▶ _Aim of the exercise_
Exactly repeat the material, dropping only the pictures.

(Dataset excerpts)
========
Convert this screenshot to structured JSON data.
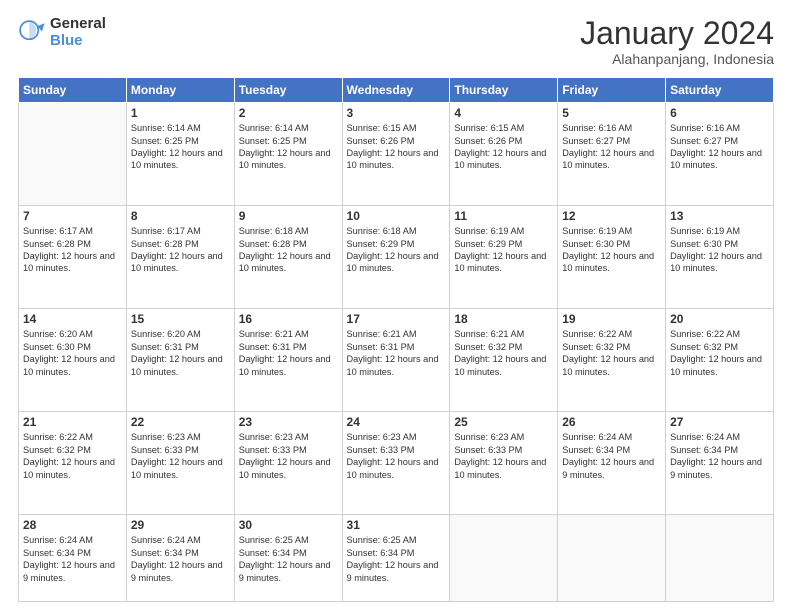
{
  "header": {
    "logo_general": "General",
    "logo_blue": "Blue",
    "month_title": "January 2024",
    "subtitle": "Alahanpanjang, Indonesia"
  },
  "weekdays": [
    "Sunday",
    "Monday",
    "Tuesday",
    "Wednesday",
    "Thursday",
    "Friday",
    "Saturday"
  ],
  "weeks": [
    [
      {
        "day": "",
        "empty": true
      },
      {
        "day": "1",
        "sunrise": "6:14 AM",
        "sunset": "6:25 PM",
        "daylight": "12 hours and 10 minutes."
      },
      {
        "day": "2",
        "sunrise": "6:14 AM",
        "sunset": "6:25 PM",
        "daylight": "12 hours and 10 minutes."
      },
      {
        "day": "3",
        "sunrise": "6:15 AM",
        "sunset": "6:26 PM",
        "daylight": "12 hours and 10 minutes."
      },
      {
        "day": "4",
        "sunrise": "6:15 AM",
        "sunset": "6:26 PM",
        "daylight": "12 hours and 10 minutes."
      },
      {
        "day": "5",
        "sunrise": "6:16 AM",
        "sunset": "6:27 PM",
        "daylight": "12 hours and 10 minutes."
      },
      {
        "day": "6",
        "sunrise": "6:16 AM",
        "sunset": "6:27 PM",
        "daylight": "12 hours and 10 minutes."
      }
    ],
    [
      {
        "day": "7",
        "sunrise": "6:17 AM",
        "sunset": "6:28 PM",
        "daylight": "12 hours and 10 minutes."
      },
      {
        "day": "8",
        "sunrise": "6:17 AM",
        "sunset": "6:28 PM",
        "daylight": "12 hours and 10 minutes."
      },
      {
        "day": "9",
        "sunrise": "6:18 AM",
        "sunset": "6:28 PM",
        "daylight": "12 hours and 10 minutes."
      },
      {
        "day": "10",
        "sunrise": "6:18 AM",
        "sunset": "6:29 PM",
        "daylight": "12 hours and 10 minutes."
      },
      {
        "day": "11",
        "sunrise": "6:19 AM",
        "sunset": "6:29 PM",
        "daylight": "12 hours and 10 minutes."
      },
      {
        "day": "12",
        "sunrise": "6:19 AM",
        "sunset": "6:30 PM",
        "daylight": "12 hours and 10 minutes."
      },
      {
        "day": "13",
        "sunrise": "6:19 AM",
        "sunset": "6:30 PM",
        "daylight": "12 hours and 10 minutes."
      }
    ],
    [
      {
        "day": "14",
        "sunrise": "6:20 AM",
        "sunset": "6:30 PM",
        "daylight": "12 hours and 10 minutes."
      },
      {
        "day": "15",
        "sunrise": "6:20 AM",
        "sunset": "6:31 PM",
        "daylight": "12 hours and 10 minutes."
      },
      {
        "day": "16",
        "sunrise": "6:21 AM",
        "sunset": "6:31 PM",
        "daylight": "12 hours and 10 minutes."
      },
      {
        "day": "17",
        "sunrise": "6:21 AM",
        "sunset": "6:31 PM",
        "daylight": "12 hours and 10 minutes."
      },
      {
        "day": "18",
        "sunrise": "6:21 AM",
        "sunset": "6:32 PM",
        "daylight": "12 hours and 10 minutes."
      },
      {
        "day": "19",
        "sunrise": "6:22 AM",
        "sunset": "6:32 PM",
        "daylight": "12 hours and 10 minutes."
      },
      {
        "day": "20",
        "sunrise": "6:22 AM",
        "sunset": "6:32 PM",
        "daylight": "12 hours and 10 minutes."
      }
    ],
    [
      {
        "day": "21",
        "sunrise": "6:22 AM",
        "sunset": "6:32 PM",
        "daylight": "12 hours and 10 minutes."
      },
      {
        "day": "22",
        "sunrise": "6:23 AM",
        "sunset": "6:33 PM",
        "daylight": "12 hours and 10 minutes."
      },
      {
        "day": "23",
        "sunrise": "6:23 AM",
        "sunset": "6:33 PM",
        "daylight": "12 hours and 10 minutes."
      },
      {
        "day": "24",
        "sunrise": "6:23 AM",
        "sunset": "6:33 PM",
        "daylight": "12 hours and 10 minutes."
      },
      {
        "day": "25",
        "sunrise": "6:23 AM",
        "sunset": "6:33 PM",
        "daylight": "12 hours and 10 minutes."
      },
      {
        "day": "26",
        "sunrise": "6:24 AM",
        "sunset": "6:34 PM",
        "daylight": "12 hours and 9 minutes."
      },
      {
        "day": "27",
        "sunrise": "6:24 AM",
        "sunset": "6:34 PM",
        "daylight": "12 hours and 9 minutes."
      }
    ],
    [
      {
        "day": "28",
        "sunrise": "6:24 AM",
        "sunset": "6:34 PM",
        "daylight": "12 hours and 9 minutes."
      },
      {
        "day": "29",
        "sunrise": "6:24 AM",
        "sunset": "6:34 PM",
        "daylight": "12 hours and 9 minutes."
      },
      {
        "day": "30",
        "sunrise": "6:25 AM",
        "sunset": "6:34 PM",
        "daylight": "12 hours and 9 minutes."
      },
      {
        "day": "31",
        "sunrise": "6:25 AM",
        "sunset": "6:34 PM",
        "daylight": "12 hours and 9 minutes."
      },
      {
        "day": "",
        "empty": true
      },
      {
        "day": "",
        "empty": true
      },
      {
        "day": "",
        "empty": true
      }
    ]
  ]
}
========
▶ _Result for this exercise_
Convert this screenshot to structured JSON data.
{
  "header": {
    "logo_general": "General",
    "logo_blue": "Blue",
    "month_title": "January 2024",
    "subtitle": "Alahanpanjang, Indonesia"
  },
  "weekdays": [
    "Sunday",
    "Monday",
    "Tuesday",
    "Wednesday",
    "Thursday",
    "Friday",
    "Saturday"
  ],
  "weeks": [
    [
      {
        "day": "",
        "empty": true
      },
      {
        "day": "1",
        "sunrise": "6:14 AM",
        "sunset": "6:25 PM",
        "daylight": "12 hours and 10 minutes."
      },
      {
        "day": "2",
        "sunrise": "6:14 AM",
        "sunset": "6:25 PM",
        "daylight": "12 hours and 10 minutes."
      },
      {
        "day": "3",
        "sunrise": "6:15 AM",
        "sunset": "6:26 PM",
        "daylight": "12 hours and 10 minutes."
      },
      {
        "day": "4",
        "sunrise": "6:15 AM",
        "sunset": "6:26 PM",
        "daylight": "12 hours and 10 minutes."
      },
      {
        "day": "5",
        "sunrise": "6:16 AM",
        "sunset": "6:27 PM",
        "daylight": "12 hours and 10 minutes."
      },
      {
        "day": "6",
        "sunrise": "6:16 AM",
        "sunset": "6:27 PM",
        "daylight": "12 hours and 10 minutes."
      }
    ],
    [
      {
        "day": "7",
        "sunrise": "6:17 AM",
        "sunset": "6:28 PM",
        "daylight": "12 hours and 10 minutes."
      },
      {
        "day": "8",
        "sunrise": "6:17 AM",
        "sunset": "6:28 PM",
        "daylight": "12 hours and 10 minutes."
      },
      {
        "day": "9",
        "sunrise": "6:18 AM",
        "sunset": "6:28 PM",
        "daylight": "12 hours and 10 minutes."
      },
      {
        "day": "10",
        "sunrise": "6:18 AM",
        "sunset": "6:29 PM",
        "daylight": "12 hours and 10 minutes."
      },
      {
        "day": "11",
        "sunrise": "6:19 AM",
        "sunset": "6:29 PM",
        "daylight": "12 hours and 10 minutes."
      },
      {
        "day": "12",
        "sunrise": "6:19 AM",
        "sunset": "6:30 PM",
        "daylight": "12 hours and 10 minutes."
      },
      {
        "day": "13",
        "sunrise": "6:19 AM",
        "sunset": "6:30 PM",
        "daylight": "12 hours and 10 minutes."
      }
    ],
    [
      {
        "day": "14",
        "sunrise": "6:20 AM",
        "sunset": "6:30 PM",
        "daylight": "12 hours and 10 minutes."
      },
      {
        "day": "15",
        "sunrise": "6:20 AM",
        "sunset": "6:31 PM",
        "daylight": "12 hours and 10 minutes."
      },
      {
        "day": "16",
        "sunrise": "6:21 AM",
        "sunset": "6:31 PM",
        "daylight": "12 hours and 10 minutes."
      },
      {
        "day": "17",
        "sunrise": "6:21 AM",
        "sunset": "6:31 PM",
        "daylight": "12 hours and 10 minutes."
      },
      {
        "day": "18",
        "sunrise": "6:21 AM",
        "sunset": "6:32 PM",
        "daylight": "12 hours and 10 minutes."
      },
      {
        "day": "19",
        "sunrise": "6:22 AM",
        "sunset": "6:32 PM",
        "daylight": "12 hours and 10 minutes."
      },
      {
        "day": "20",
        "sunrise": "6:22 AM",
        "sunset": "6:32 PM",
        "daylight": "12 hours and 10 minutes."
      }
    ],
    [
      {
        "day": "21",
        "sunrise": "6:22 AM",
        "sunset": "6:32 PM",
        "daylight": "12 hours and 10 minutes."
      },
      {
        "day": "22",
        "sunrise": "6:23 AM",
        "sunset": "6:33 PM",
        "daylight": "12 hours and 10 minutes."
      },
      {
        "day": "23",
        "sunrise": "6:23 AM",
        "sunset": "6:33 PM",
        "daylight": "12 hours and 10 minutes."
      },
      {
        "day": "24",
        "sunrise": "6:23 AM",
        "sunset": "6:33 PM",
        "daylight": "12 hours and 10 minutes."
      },
      {
        "day": "25",
        "sunrise": "6:23 AM",
        "sunset": "6:33 PM",
        "daylight": "12 hours and 10 minutes."
      },
      {
        "day": "26",
        "sunrise": "6:24 AM",
        "sunset": "6:34 PM",
        "daylight": "12 hours and 9 minutes."
      },
      {
        "day": "27",
        "sunrise": "6:24 AM",
        "sunset": "6:34 PM",
        "daylight": "12 hours and 9 minutes."
      }
    ],
    [
      {
        "day": "28",
        "sunrise": "6:24 AM",
        "sunset": "6:34 PM",
        "daylight": "12 hours and 9 minutes."
      },
      {
        "day": "29",
        "sunrise": "6:24 AM",
        "sunset": "6:34 PM",
        "daylight": "12 hours and 9 minutes."
      },
      {
        "day": "30",
        "sunrise": "6:25 AM",
        "sunset": "6:34 PM",
        "daylight": "12 hours and 9 minutes."
      },
      {
        "day": "31",
        "sunrise": "6:25 AM",
        "sunset": "6:34 PM",
        "daylight": "12 hours and 9 minutes."
      },
      {
        "day": "",
        "empty": true
      },
      {
        "day": "",
        "empty": true
      },
      {
        "day": "",
        "empty": true
      }
    ]
  ]
}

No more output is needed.